STATED GOAL ▸
For the listing underneath, give the count of lines containing the string "JSON" and nothing further.

RECORDS FOR THE EXERCISE ▸
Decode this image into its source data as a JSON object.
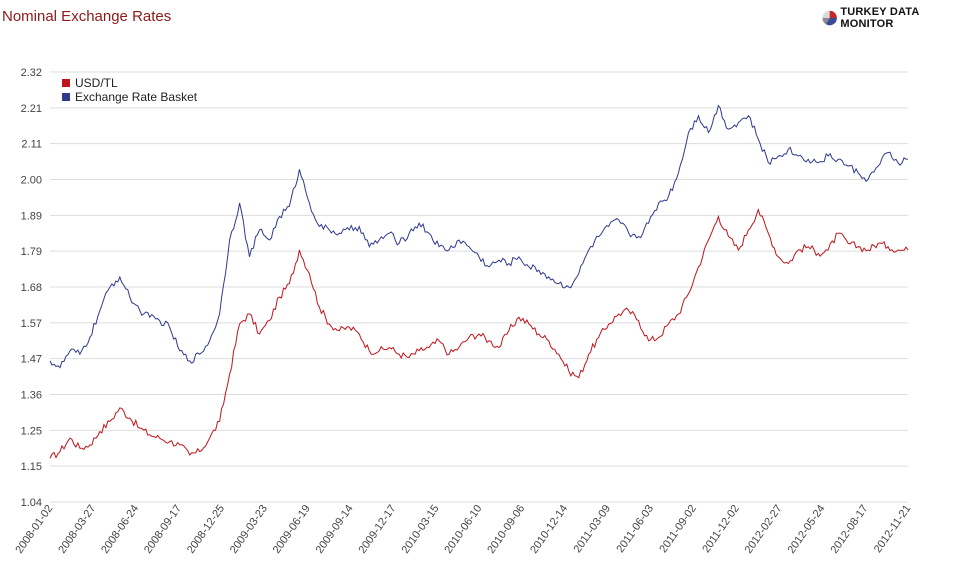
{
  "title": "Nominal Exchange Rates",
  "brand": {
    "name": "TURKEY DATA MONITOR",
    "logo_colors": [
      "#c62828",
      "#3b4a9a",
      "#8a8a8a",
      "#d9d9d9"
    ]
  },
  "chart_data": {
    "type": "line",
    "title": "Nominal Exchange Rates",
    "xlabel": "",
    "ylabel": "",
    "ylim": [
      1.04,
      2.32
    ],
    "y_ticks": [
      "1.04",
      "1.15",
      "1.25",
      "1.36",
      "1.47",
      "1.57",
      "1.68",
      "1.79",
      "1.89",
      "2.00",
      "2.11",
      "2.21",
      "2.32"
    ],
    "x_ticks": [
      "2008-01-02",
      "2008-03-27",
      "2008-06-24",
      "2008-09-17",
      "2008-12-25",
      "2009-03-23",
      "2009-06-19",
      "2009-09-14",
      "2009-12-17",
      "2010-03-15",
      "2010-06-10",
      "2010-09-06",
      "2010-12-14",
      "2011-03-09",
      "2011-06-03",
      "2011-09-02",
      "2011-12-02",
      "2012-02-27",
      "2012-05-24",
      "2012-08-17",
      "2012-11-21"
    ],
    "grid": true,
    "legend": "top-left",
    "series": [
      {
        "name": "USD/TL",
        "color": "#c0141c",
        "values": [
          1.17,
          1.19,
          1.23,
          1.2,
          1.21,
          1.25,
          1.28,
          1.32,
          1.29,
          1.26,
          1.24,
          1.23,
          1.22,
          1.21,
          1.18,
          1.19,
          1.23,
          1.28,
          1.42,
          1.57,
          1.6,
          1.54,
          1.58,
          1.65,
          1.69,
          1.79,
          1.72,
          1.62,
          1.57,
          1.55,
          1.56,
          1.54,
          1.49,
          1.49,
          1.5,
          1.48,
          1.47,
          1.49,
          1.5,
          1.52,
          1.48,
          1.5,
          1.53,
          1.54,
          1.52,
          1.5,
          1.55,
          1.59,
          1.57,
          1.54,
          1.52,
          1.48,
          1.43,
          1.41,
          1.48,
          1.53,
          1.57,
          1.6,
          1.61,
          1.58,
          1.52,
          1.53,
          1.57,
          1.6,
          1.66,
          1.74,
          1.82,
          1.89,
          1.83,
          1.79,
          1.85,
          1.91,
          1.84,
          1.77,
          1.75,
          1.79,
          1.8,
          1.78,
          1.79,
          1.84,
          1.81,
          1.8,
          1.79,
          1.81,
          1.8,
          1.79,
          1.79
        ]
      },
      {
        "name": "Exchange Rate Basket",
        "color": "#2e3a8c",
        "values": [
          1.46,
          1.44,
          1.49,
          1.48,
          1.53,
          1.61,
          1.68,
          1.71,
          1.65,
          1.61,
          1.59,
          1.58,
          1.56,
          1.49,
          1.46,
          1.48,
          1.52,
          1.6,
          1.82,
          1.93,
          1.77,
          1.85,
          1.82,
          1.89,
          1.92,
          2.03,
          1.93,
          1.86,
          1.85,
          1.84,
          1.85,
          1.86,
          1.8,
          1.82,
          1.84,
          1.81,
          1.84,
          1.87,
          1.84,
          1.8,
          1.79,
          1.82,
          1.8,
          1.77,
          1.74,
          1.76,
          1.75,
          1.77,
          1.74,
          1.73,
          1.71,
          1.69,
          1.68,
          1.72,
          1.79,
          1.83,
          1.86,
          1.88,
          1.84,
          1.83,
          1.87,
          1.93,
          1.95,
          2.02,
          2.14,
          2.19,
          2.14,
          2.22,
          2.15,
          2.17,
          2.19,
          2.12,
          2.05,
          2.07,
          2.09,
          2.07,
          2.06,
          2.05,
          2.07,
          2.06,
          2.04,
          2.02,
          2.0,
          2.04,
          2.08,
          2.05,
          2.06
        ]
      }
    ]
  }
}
...
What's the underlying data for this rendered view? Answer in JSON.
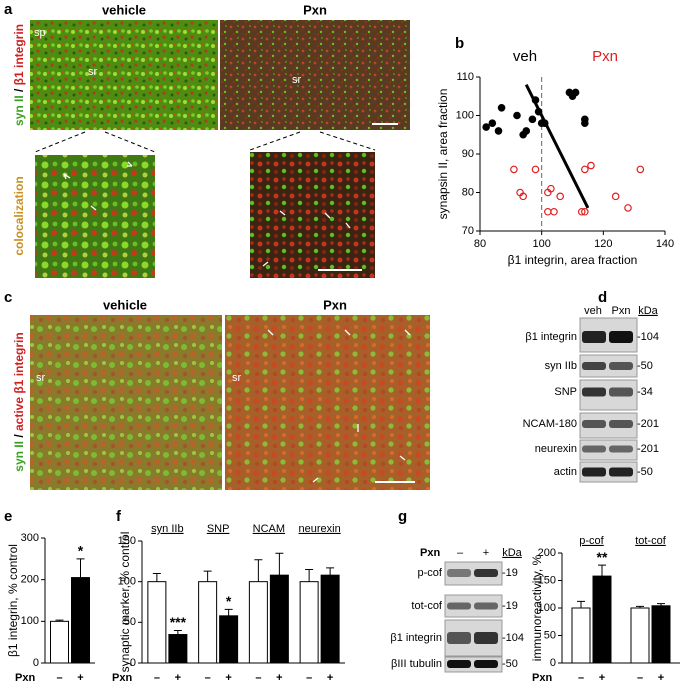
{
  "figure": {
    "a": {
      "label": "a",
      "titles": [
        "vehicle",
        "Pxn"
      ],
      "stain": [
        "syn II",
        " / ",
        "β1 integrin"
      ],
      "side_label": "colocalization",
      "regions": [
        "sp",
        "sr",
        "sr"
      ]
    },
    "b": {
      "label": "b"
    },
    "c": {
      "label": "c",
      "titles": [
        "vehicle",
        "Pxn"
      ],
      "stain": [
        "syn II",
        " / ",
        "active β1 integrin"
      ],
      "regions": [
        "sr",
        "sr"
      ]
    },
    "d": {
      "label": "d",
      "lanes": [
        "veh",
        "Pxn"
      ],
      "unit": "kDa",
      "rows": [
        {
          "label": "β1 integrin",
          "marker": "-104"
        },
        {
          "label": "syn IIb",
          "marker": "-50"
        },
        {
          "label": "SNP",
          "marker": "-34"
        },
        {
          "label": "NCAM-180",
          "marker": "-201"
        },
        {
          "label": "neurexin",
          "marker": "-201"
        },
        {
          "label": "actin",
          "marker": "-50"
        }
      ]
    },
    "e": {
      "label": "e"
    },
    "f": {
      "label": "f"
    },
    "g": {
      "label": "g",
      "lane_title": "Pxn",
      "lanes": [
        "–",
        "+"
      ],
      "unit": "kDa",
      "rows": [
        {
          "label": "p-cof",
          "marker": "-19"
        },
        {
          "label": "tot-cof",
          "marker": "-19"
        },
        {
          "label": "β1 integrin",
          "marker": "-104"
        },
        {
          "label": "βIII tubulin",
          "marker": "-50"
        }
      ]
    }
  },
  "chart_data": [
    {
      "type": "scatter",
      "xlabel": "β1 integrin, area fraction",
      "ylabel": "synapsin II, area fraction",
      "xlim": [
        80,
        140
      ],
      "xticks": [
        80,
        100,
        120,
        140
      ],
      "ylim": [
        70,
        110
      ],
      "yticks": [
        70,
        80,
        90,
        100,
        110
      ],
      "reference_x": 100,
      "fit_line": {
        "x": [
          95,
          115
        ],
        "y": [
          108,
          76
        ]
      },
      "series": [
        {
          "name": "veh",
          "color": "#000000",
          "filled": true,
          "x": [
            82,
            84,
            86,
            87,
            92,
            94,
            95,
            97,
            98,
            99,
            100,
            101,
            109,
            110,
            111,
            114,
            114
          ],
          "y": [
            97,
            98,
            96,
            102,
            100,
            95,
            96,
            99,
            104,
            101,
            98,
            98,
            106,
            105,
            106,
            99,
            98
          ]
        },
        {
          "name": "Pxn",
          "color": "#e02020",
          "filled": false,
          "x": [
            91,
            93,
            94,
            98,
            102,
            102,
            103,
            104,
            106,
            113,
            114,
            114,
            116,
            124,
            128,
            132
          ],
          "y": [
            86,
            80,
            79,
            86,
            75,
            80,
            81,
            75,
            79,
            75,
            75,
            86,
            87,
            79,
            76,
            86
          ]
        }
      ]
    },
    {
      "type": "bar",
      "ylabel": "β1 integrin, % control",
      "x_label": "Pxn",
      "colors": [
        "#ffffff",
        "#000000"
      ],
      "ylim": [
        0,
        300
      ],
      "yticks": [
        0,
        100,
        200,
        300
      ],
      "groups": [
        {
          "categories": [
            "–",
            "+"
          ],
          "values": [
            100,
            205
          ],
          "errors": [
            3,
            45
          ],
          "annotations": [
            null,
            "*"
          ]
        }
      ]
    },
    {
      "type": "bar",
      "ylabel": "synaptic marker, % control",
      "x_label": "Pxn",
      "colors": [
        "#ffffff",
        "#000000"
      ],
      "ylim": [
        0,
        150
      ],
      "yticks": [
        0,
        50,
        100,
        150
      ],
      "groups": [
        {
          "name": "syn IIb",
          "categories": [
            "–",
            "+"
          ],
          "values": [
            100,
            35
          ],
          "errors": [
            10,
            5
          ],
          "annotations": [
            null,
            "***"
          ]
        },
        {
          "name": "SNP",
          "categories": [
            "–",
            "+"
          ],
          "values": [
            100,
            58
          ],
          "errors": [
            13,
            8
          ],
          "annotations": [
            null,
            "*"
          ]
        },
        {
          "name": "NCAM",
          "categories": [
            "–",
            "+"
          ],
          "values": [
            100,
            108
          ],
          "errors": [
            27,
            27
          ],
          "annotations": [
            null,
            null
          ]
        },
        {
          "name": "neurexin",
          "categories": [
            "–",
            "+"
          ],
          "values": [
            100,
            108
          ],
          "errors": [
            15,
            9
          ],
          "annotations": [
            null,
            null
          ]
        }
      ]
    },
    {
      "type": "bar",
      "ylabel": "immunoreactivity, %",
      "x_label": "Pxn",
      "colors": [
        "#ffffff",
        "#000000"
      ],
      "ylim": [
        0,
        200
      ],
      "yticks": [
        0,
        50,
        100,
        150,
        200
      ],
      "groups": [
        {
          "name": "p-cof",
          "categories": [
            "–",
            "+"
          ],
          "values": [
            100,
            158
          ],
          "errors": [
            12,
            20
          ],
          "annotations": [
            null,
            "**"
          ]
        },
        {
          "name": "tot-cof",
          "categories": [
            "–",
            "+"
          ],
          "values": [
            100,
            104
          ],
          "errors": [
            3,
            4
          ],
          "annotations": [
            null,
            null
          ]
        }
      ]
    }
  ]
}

COMPLETE RESPONSE ▸
2